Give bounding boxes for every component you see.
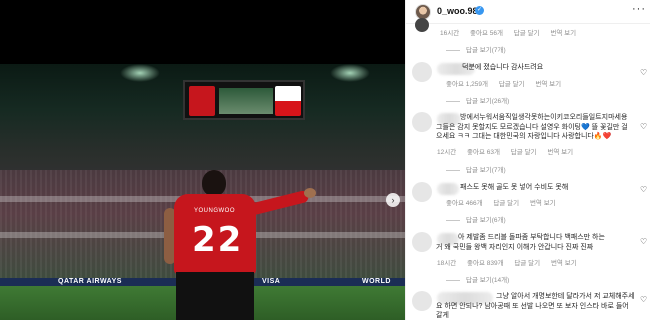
heart-icon[interactable]: ♡ bbox=[640, 237, 647, 246]
comment-meta: 18시간 좋아요 839개 답글 달기 번역 보기 bbox=[437, 257, 586, 267]
jersey-name: YOUNGWOO bbox=[194, 208, 235, 214]
adboard-text: WORLD bbox=[362, 278, 391, 285]
verified-icon: ✓ bbox=[475, 6, 484, 15]
comment-line: 으세요 ㅋㅋ 그대는 대한민국의 자랑입니다 사랑합니다🔥❤️ bbox=[436, 133, 612, 140]
player-jersey: YOUNGWOO 22 bbox=[174, 194, 256, 274]
player-head bbox=[202, 170, 226, 196]
adboard-text: QATAR AIRWAYS bbox=[58, 278, 122, 285]
heart-icon[interactable]: ♡ bbox=[640, 122, 647, 131]
comment-avatar[interactable] bbox=[412, 291, 432, 311]
comment-text: 덕분에 졌습니다 감사드려요 bbox=[462, 64, 544, 71]
comment-text: 패스도 못해 골도 못 넣어 수비도 못해 bbox=[460, 184, 569, 191]
view-replies-button[interactable]: 답글 보기(7개) bbox=[446, 164, 506, 174]
jersey-number: 22 bbox=[192, 220, 244, 260]
heart-icon[interactable]: ♡ bbox=[640, 185, 647, 194]
flag-right bbox=[275, 86, 301, 116]
view-replies-button[interactable]: 답글 보기(6개) bbox=[446, 214, 506, 224]
reply-button[interactable]: 답글 달기 bbox=[514, 260, 540, 267]
reply-button[interactable]: 답글 달기 bbox=[514, 30, 540, 37]
reply-button[interactable]: 답글 달기 bbox=[493, 200, 519, 207]
player-shorts bbox=[176, 272, 254, 320]
comment-likes[interactable]: 좋아요 839개 bbox=[467, 260, 504, 267]
comment-line: 그들은 감지 못할지도 모르겠습니다 설영우 화이팅💙 뜰 꽃길만 걸 bbox=[436, 123, 628, 131]
comment-text: 방에서누워서움직일생각못하는이키코오리들일트지마세용 그들은 감지 못할지도 모… bbox=[436, 113, 634, 142]
comment-line: 거 왜 국민들 왕백 자리인지 이해가 안갑니다 진짜 진짜 bbox=[436, 243, 594, 251]
comment-time: 12시간 bbox=[437, 149, 457, 156]
translate-button[interactable]: 번역 보기 bbox=[530, 200, 556, 207]
view-replies-button[interactable]: 답글 보기(7개) bbox=[446, 44, 506, 54]
comment-avatar[interactable] bbox=[415, 18, 429, 32]
comment-time: 16시간 bbox=[440, 30, 460, 37]
comment-line: 갈게 bbox=[436, 312, 449, 319]
photo-letterbox bbox=[0, 0, 405, 64]
translate-button[interactable]: 번역 보기 bbox=[551, 260, 577, 267]
comment-likes[interactable]: 좋아요 466개 bbox=[446, 200, 483, 207]
reply-button[interactable]: 답글 달기 bbox=[511, 149, 537, 156]
comment-avatar[interactable] bbox=[412, 112, 432, 132]
translate-button[interactable]: 번역 보기 bbox=[550, 30, 576, 37]
comment-avatar[interactable] bbox=[412, 62, 432, 82]
blurred-username bbox=[437, 183, 459, 195]
comment-text: 그냥 알아서 개명보한테 달라가서 저 교체해주세 요 하면 안되나? 남아공때… bbox=[436, 292, 636, 320]
comment-meta: 좋아요 466개 답글 달기 번역 보기 bbox=[437, 197, 565, 207]
post-header: 0_woo.98 ✓ ··· bbox=[406, 0, 650, 24]
chevron-right-icon[interactable]: › bbox=[386, 193, 400, 207]
comment-text: 아 제발좀 드리블 돌파좀 부탁합니다 백패스만 하는 거 왜 국민들 왕백 자… bbox=[436, 233, 636, 252]
comment-meta: 16시간 좋아요 56개 답글 달기 번역 보기 bbox=[440, 27, 585, 37]
stadium-scoreboard bbox=[183, 80, 305, 120]
username[interactable]: 0_woo.98 bbox=[437, 6, 478, 16]
floodlight bbox=[120, 64, 160, 82]
comment-likes[interactable]: 좋아요 1,259개 bbox=[446, 81, 488, 88]
comments-panel: 0_woo.98 ✓ ··· 16시간 좋아요 56개 답글 달기 번역 보기 … bbox=[405, 0, 650, 320]
comment-time: 18시간 bbox=[437, 260, 457, 267]
comment-meta: 12시간 좋아요 63개 답글 달기 번역 보기 bbox=[437, 146, 582, 156]
flag-left bbox=[189, 86, 215, 116]
translate-button[interactable]: 번역 보기 bbox=[547, 149, 573, 156]
comment-meta: 좋아요 1,259개 답글 달기 번역 보기 bbox=[437, 78, 570, 88]
comment-avatar[interactable] bbox=[412, 182, 432, 202]
player-hand bbox=[304, 188, 316, 198]
view-replies-button[interactable]: 답글 보기(14개) bbox=[446, 274, 509, 284]
comment-likes[interactable]: 좋아요 56개 bbox=[470, 30, 503, 37]
comment-line: 방에서누워서움직일생각못하는이키코오리들일트지마세용 bbox=[460, 114, 628, 121]
heart-icon[interactable]: ♡ bbox=[640, 295, 647, 304]
comment-avatar[interactable] bbox=[412, 232, 432, 252]
translate-button[interactable]: 번역 보기 bbox=[535, 81, 561, 88]
more-icon[interactable]: ··· bbox=[632, 3, 646, 15]
floodlight bbox=[330, 64, 370, 82]
view-replies-button[interactable]: 답글 보기(26개) bbox=[446, 95, 509, 105]
reply-button[interactable]: 답글 달기 bbox=[499, 81, 525, 88]
heart-icon[interactable]: ♡ bbox=[640, 68, 647, 77]
post-photo[interactable]: QATAR AIRWAYS VISA WORLD YOUNGWOO 22 › bbox=[0, 0, 405, 320]
comment-line: 아 제발좀 드리블 돌파좀 부탁합니다 백패스만 하는 bbox=[458, 234, 605, 241]
scoreboard-screen bbox=[219, 88, 273, 114]
comment-likes[interactable]: 좋아요 63개 bbox=[467, 149, 500, 156]
comment-line: 그냥 알아서 개명보한테 달라가서 저 교체해주세 bbox=[496, 293, 635, 300]
comment-line: 요 하면 안되나? 남아공때 또 선발 나오면 또 보자 인스타 바로 들어 bbox=[436, 302, 629, 310]
player: YOUNGWOO 22 bbox=[162, 168, 316, 320]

Work to complete =>
Copy the records above line for line without changing anything, but leave out the picture.

Complete response =>
Give bounding boxes for every component you see.
heart-icon[interactable]: ♡ bbox=[640, 237, 647, 246]
comment-meta: 18시간 좋아요 839개 답글 달기 번역 보기 bbox=[437, 257, 586, 267]
jersey-name: YOUNGWOO bbox=[194, 208, 235, 214]
adboard-text: WORLD bbox=[362, 278, 391, 285]
verified-icon: ✓ bbox=[475, 6, 484, 15]
comment-line: 으세요 ㅋㅋ 그대는 대한민국의 자랑입니다 사랑합니다🔥❤️ bbox=[436, 133, 612, 140]
player-jersey: YOUNGWOO 22 bbox=[174, 194, 256, 274]
player-head bbox=[202, 170, 226, 196]
adboard-text: QATAR AIRWAYS bbox=[58, 278, 122, 285]
heart-icon[interactable]: ♡ bbox=[640, 122, 647, 131]
comment-avatar[interactable] bbox=[412, 291, 432, 311]
comment-text: 덕분에 졌습니다 감사드려요 bbox=[462, 64, 544, 71]
comment-text: 패스도 못해 골도 못 넣어 수비도 못해 bbox=[460, 184, 569, 191]
view-replies-button[interactable]: 답글 보기(7개) bbox=[446, 164, 506, 174]
jersey-number: 22 bbox=[192, 220, 244, 260]
heart-icon[interactable]: ♡ bbox=[640, 185, 647, 194]
flag-right bbox=[275, 86, 301, 116]
view-replies-button[interactable]: 답글 보기(6개) bbox=[446, 214, 506, 224]
reply-button[interactable]: 답글 달기 bbox=[514, 260, 540, 267]
reply-button[interactable]: 답글 달기 bbox=[514, 30, 540, 37]
reply-button[interactable]: 답글 달기 bbox=[493, 200, 519, 207]
player-shorts bbox=[176, 272, 254, 320]
comment-likes[interactable]: 좋아요 839개 bbox=[467, 260, 504, 267]
comment-line: 그들은 감지 못할지도 모르겠습니다 설영우 화이팅💙 뜰 꽃길만 걸 bbox=[436, 123, 628, 131]
comment-text: 방에서누워서움직일생각못하는이키코오리들일트지마세용 그들은 감지 못할지도 모… bbox=[436, 113, 634, 142]
comment-line: 거 왜 국민들 왕백 자리인지 이해가 안갑니다 진짜 진짜 bbox=[436, 243, 594, 251]
comment-time: 12시간 bbox=[437, 149, 457, 156]
translate-button[interactable]: 번역 보기 bbox=[530, 200, 556, 207]
view-replies-button[interactable]: 답글 보기(7개) bbox=[446, 44, 506, 54]
comment-avatar[interactable] bbox=[415, 18, 429, 32]
comment-time: 16시간 bbox=[440, 30, 460, 37]
comment-line: 갈게 bbox=[436, 312, 449, 319]
photo-letterbox bbox=[0, 0, 405, 64]
translate-button[interactable]: 번역 보기 bbox=[551, 260, 577, 267]
comment-likes[interactable]: 좋아요 466개 bbox=[446, 200, 483, 207]
reply-button[interactable]: 답글 달기 bbox=[511, 149, 537, 156]
comment-avatar[interactable] bbox=[412, 112, 432, 132]
translate-button[interactable]: 번역 보기 bbox=[550, 30, 576, 37]
comment-avatar[interactable] bbox=[412, 62, 432, 82]
blurred-username bbox=[437, 183, 459, 195]
comment-text: 그냥 알아서 개명보한테 달라가서 저 교체해주세 요 하면 안되나? 남아공때… bbox=[436, 292, 636, 320]
comment-meta: 좋아요 466개 답글 달기 번역 보기 bbox=[437, 197, 565, 207]
post-header: 0_woo.98 ✓ ··· bbox=[406, 0, 650, 24]
chevron-right-icon[interactable]: › bbox=[386, 193, 400, 207]
comment-text: 아 제발좀 드리블 돌파좀 부탁합니다 백패스만 하는 거 왜 국민들 왕백 자… bbox=[436, 233, 636, 252]
comment-meta: 16시간 좋아요 56개 답글 달기 번역 보기 bbox=[440, 27, 585, 37]
stadium-scoreboard bbox=[183, 80, 305, 120]
username[interactable]: 0_woo.98 bbox=[437, 6, 478, 16]
floodlight bbox=[120, 64, 160, 82]
comment-likes[interactable]: 좋아요 1,259개 bbox=[446, 81, 488, 88]
comments-panel: 0_woo.98 ✓ ··· 16시간 좋아요 56개 답글 달기 번역 보기 … bbox=[405, 0, 650, 320]
comment-time: 18시간 bbox=[437, 260, 457, 267]
comment-meta: 12시간 좋아요 63개 답글 달기 번역 보기 bbox=[437, 146, 582, 156]
flag-left bbox=[189, 86, 215, 116]
translate-button[interactable]: 번역 보기 bbox=[547, 149, 573, 156]
comment-meta: 좋아요 1,259개 답글 달기 번역 보기 bbox=[437, 78, 570, 88]
comment-avatar[interactable] bbox=[412, 182, 432, 202]
player-hand bbox=[304, 188, 316, 198]
view-replies-button[interactable]: 답글 보기(14개) bbox=[446, 274, 509, 284]
comment-likes[interactable]: 좋아요 56개 bbox=[470, 30, 503, 37]
comment-line: 방에서누워서움직일생각못하는이키코오리들일트지마세용 bbox=[460, 114, 628, 121]
heart-icon[interactable]: ♡ bbox=[640, 295, 647, 304]
comment-avatar[interactable] bbox=[412, 232, 432, 252]
translate-button[interactable]: 번역 보기 bbox=[535, 81, 561, 88]
more-icon[interactable]: ··· bbox=[632, 3, 646, 15]
floodlight bbox=[330, 64, 370, 82]
view-replies-button[interactable]: 답글 보기(26개) bbox=[446, 95, 509, 105]
reply-button[interactable]: 답글 달기 bbox=[499, 81, 525, 88]
heart-icon[interactable]: ♡ bbox=[640, 68, 647, 77]
post-photo[interactable]: QATAR AIRWAYS VISA WORLD YOUNGWOO 22 › bbox=[0, 0, 405, 320]
comment-line: 아 제발좀 드리블 돌파좀 부탁합니다 백패스만 하는 bbox=[458, 234, 605, 241]
scoreboard-screen bbox=[219, 88, 273, 114]
comment-likes[interactable]: 좋아요 63개 bbox=[467, 149, 500, 156]
comment-line: 그냥 알아서 개명보한테 달라가서 저 교체해주세 bbox=[496, 293, 635, 300]
comment-line: 요 하면 안되나? 남아공때 또 선발 나오면 또 보자 인스타 바로 들어 bbox=[436, 302, 629, 310]
player: YOUNGWOO 22 bbox=[162, 168, 316, 320]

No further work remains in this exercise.